== Listing ==

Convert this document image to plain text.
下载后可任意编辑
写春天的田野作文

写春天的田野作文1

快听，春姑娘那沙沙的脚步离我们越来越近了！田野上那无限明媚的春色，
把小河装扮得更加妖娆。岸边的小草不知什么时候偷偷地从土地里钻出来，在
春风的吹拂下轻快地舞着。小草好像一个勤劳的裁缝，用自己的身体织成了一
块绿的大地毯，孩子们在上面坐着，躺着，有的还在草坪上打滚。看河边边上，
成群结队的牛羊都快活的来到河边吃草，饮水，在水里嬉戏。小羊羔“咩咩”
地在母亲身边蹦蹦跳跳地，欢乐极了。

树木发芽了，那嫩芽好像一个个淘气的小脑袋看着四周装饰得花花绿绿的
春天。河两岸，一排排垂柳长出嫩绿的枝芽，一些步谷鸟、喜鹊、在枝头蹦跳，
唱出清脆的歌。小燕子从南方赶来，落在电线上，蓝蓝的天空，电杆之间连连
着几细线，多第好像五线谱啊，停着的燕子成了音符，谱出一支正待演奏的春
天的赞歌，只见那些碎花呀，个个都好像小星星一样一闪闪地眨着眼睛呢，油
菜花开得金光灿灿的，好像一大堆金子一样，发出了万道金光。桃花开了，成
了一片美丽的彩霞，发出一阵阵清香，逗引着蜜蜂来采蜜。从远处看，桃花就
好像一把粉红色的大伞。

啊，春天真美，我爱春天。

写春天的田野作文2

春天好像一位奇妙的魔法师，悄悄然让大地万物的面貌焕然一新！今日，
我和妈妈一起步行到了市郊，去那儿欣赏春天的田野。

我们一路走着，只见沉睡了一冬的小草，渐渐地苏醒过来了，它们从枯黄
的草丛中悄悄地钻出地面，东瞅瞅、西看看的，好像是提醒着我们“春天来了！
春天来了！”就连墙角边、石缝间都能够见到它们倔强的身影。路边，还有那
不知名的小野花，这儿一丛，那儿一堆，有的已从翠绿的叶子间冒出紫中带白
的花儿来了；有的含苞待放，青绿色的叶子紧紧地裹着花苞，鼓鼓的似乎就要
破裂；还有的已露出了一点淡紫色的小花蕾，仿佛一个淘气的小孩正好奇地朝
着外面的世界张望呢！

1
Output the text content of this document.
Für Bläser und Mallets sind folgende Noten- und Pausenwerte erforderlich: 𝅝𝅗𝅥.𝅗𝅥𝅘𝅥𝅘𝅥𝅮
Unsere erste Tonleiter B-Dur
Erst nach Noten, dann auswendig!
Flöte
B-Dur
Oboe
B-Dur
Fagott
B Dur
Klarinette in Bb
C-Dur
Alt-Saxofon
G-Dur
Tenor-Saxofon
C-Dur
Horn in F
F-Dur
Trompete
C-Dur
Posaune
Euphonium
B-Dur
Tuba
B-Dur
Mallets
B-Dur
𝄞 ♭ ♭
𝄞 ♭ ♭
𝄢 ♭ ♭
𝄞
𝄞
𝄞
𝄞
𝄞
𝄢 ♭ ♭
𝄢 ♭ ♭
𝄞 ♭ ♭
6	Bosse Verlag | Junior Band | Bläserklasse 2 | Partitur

===

Exercise aim> Go through the material above and count the lines that contain "春天来了"; give that number alone.

Exercise response> 2